### [Recorded data]
┄┄┄┄┄┄
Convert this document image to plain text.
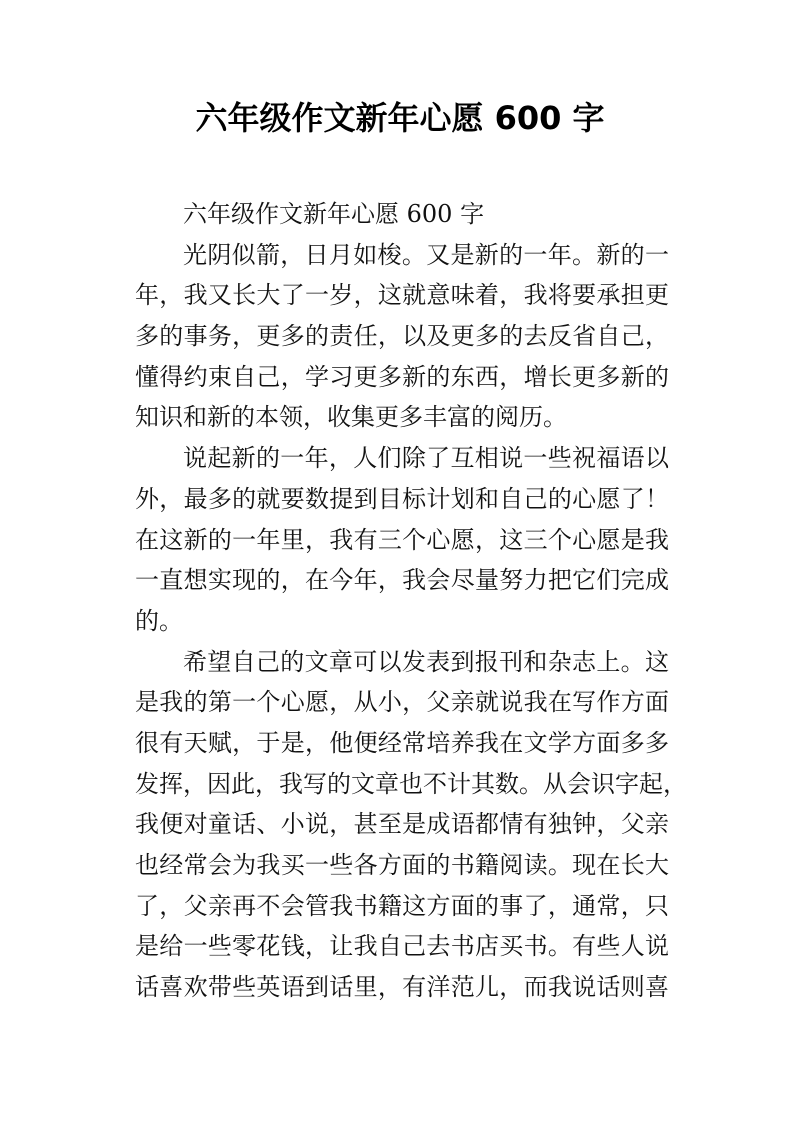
六年级作文新年心愿 600 字
六年级作文新年心愿 600 字
光阴似箭，日月如梭。又是新的一年。新的一
年，我又长大了一岁，这就意味着，我将要承担更
多的事务，更多的责任，以及更多的去反省自己，
懂得约束自己，学习更多新的东西，增长更多新的
知识和新的本领，收集更多丰富的阅历。
说起新的一年，人们除了互相说一些祝福语以
外，最多的就要数提到目标计划和自己的心愿了！
在这新的一年里，我有三个心愿，这三个心愿是我
一直想实现的，在今年，我会尽量努力把它们完成
的。
希望自己的文章可以发表到报刊和杂志上。这
是我的第一个心愿，从小，父亲就说我在写作方面
很有天赋，于是，他便经常培养我在文学方面多多
发挥，因此，我写的文章也不计其数。从会识字起，
我便对童话、小说，甚至是成语都情有独钟，父亲
也经常会为我买一些各方面的书籍阅读。现在长大
了，父亲再不会管我书籍这方面的事了，通常，只
是给一些零花钱，让我自己去书店买书。有些人说
话喜欢带些英语到话里，有洋范儿，而我说话则喜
┄┄┄┄┄┄
### [GOAL]
Every entry must be reproduced exactly, with the images left out.

### [FULL ANSWER]
Convert this document image to plain text.
六年级作文新年心愿 600 字
六年级作文新年心愿 600 字
光阴似箭，日月如梭。又是新的一年。新的一
年，我又长大了一岁，这就意味着，我将要承担更
多的事务，更多的责任，以及更多的去反省自己，
懂得约束自己，学习更多新的东西，增长更多新的
知识和新的本领，收集更多丰富的阅历。
说起新的一年，人们除了互相说一些祝福语以
外，最多的就要数提到目标计划和自己的心愿了！
在这新的一年里，我有三个心愿，这三个心愿是我
一直想实现的，在今年，我会尽量努力把它们完成
的。
希望自己的文章可以发表到报刊和杂志上。这
是我的第一个心愿，从小，父亲就说我在写作方面
很有天赋，于是，他便经常培养我在文学方面多多
发挥，因此，我写的文章也不计其数。从会识字起，
我便对童话、小说，甚至是成语都情有独钟，父亲
也经常会为我买一些各方面的书籍阅读。现在长大
了，父亲再不会管我书籍这方面的事了，通常，只
是给一些零花钱，让我自己去书店买书。有些人说
话喜欢带些英语到话里，有洋范儿，而我说话则喜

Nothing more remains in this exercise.